Exercise goal
Write the material out again in full, word for word. Do not include the pictures.

Supplied records
+-------+
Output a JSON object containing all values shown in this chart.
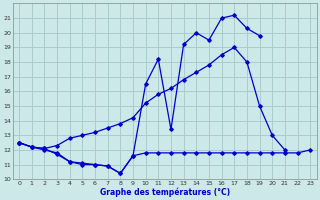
{
  "title": "Graphe des températures (°C)",
  "bg_color": "#cce8e8",
  "grid_color": "#aacccc",
  "line_color": "#0000cc",
  "xlim": [
    -0.5,
    23.5
  ],
  "ylim": [
    10,
    22
  ],
  "xticks": [
    0,
    1,
    2,
    3,
    4,
    5,
    6,
    7,
    8,
    9,
    10,
    11,
    12,
    13,
    14,
    15,
    16,
    17,
    18,
    19,
    20,
    21,
    22,
    23
  ],
  "yticks": [
    10,
    11,
    12,
    13,
    14,
    15,
    16,
    17,
    18,
    19,
    20,
    21
  ],
  "series_min_x": [
    0,
    1,
    2,
    3,
    4,
    5,
    6,
    7,
    8,
    9,
    10,
    11,
    12,
    13,
    14,
    15,
    16,
    17,
    18,
    19,
    20,
    21,
    22,
    23
  ],
  "series_min_y": [
    12.5,
    12.2,
    12.1,
    11.7,
    11.2,
    11.1,
    11.0,
    10.9,
    10.4,
    11.6,
    11.8,
    11.8,
    11.8,
    11.8,
    11.8,
    11.8,
    11.8,
    11.8,
    11.8,
    11.8,
    11.8,
    11.8,
    11.8,
    12.0
  ],
  "series_avg_x": [
    0,
    1,
    2,
    3,
    4,
    5,
    6,
    7,
    8,
    9,
    10,
    11,
    12,
    13,
    14,
    15,
    16,
    17,
    18,
    19,
    20,
    21,
    22,
    23
  ],
  "series_avg_y": [
    12.5,
    12.2,
    12.1,
    12.3,
    12.8,
    13.0,
    13.2,
    13.5,
    13.8,
    14.2,
    15.2,
    15.8,
    16.2,
    16.8,
    17.3,
    17.8,
    18.5,
    19.0,
    18.0,
    15.0,
    13.0,
    12.0,
    null,
    null
  ],
  "series_max_x": [
    0,
    1,
    2,
    3,
    4,
    5,
    6,
    7,
    8,
    9,
    10,
    11,
    12,
    13,
    14,
    15,
    16,
    17,
    18,
    19,
    20,
    21,
    22,
    23
  ],
  "series_max_y": [
    12.5,
    12.2,
    12.0,
    11.8,
    11.2,
    11.0,
    11.0,
    10.9,
    10.4,
    11.6,
    16.5,
    18.2,
    13.4,
    19.2,
    20.0,
    19.5,
    21.0,
    21.2,
    20.3,
    19.8,
    null,
    null,
    null,
    null
  ]
}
+-------+
The completed task
Output a JSON object containing all values shown in this chart.
{
  "title": "Graphe des températures (°C)",
  "bg_color": "#cce8e8",
  "grid_color": "#aacccc",
  "line_color": "#0000cc",
  "xlim": [
    -0.5,
    23.5
  ],
  "ylim": [
    10,
    22
  ],
  "xticks": [
    0,
    1,
    2,
    3,
    4,
    5,
    6,
    7,
    8,
    9,
    10,
    11,
    12,
    13,
    14,
    15,
    16,
    17,
    18,
    19,
    20,
    21,
    22,
    23
  ],
  "yticks": [
    10,
    11,
    12,
    13,
    14,
    15,
    16,
    17,
    18,
    19,
    20,
    21
  ],
  "series_min_x": [
    0,
    1,
    2,
    3,
    4,
    5,
    6,
    7,
    8,
    9,
    10,
    11,
    12,
    13,
    14,
    15,
    16,
    17,
    18,
    19,
    20,
    21,
    22,
    23
  ],
  "series_min_y": [
    12.5,
    12.2,
    12.1,
    11.7,
    11.2,
    11.1,
    11.0,
    10.9,
    10.4,
    11.6,
    11.8,
    11.8,
    11.8,
    11.8,
    11.8,
    11.8,
    11.8,
    11.8,
    11.8,
    11.8,
    11.8,
    11.8,
    11.8,
    12.0
  ],
  "series_avg_x": [
    0,
    1,
    2,
    3,
    4,
    5,
    6,
    7,
    8,
    9,
    10,
    11,
    12,
    13,
    14,
    15,
    16,
    17,
    18,
    19,
    20,
    21,
    22,
    23
  ],
  "series_avg_y": [
    12.5,
    12.2,
    12.1,
    12.3,
    12.8,
    13.0,
    13.2,
    13.5,
    13.8,
    14.2,
    15.2,
    15.8,
    16.2,
    16.8,
    17.3,
    17.8,
    18.5,
    19.0,
    18.0,
    15.0,
    13.0,
    12.0,
    null,
    null
  ],
  "series_max_x": [
    0,
    1,
    2,
    3,
    4,
    5,
    6,
    7,
    8,
    9,
    10,
    11,
    12,
    13,
    14,
    15,
    16,
    17,
    18,
    19,
    20,
    21,
    22,
    23
  ],
  "series_max_y": [
    12.5,
    12.2,
    12.0,
    11.8,
    11.2,
    11.0,
    11.0,
    10.9,
    10.4,
    11.6,
    16.5,
    18.2,
    13.4,
    19.2,
    20.0,
    19.5,
    21.0,
    21.2,
    20.3,
    19.8,
    null,
    null,
    null,
    null
  ]
}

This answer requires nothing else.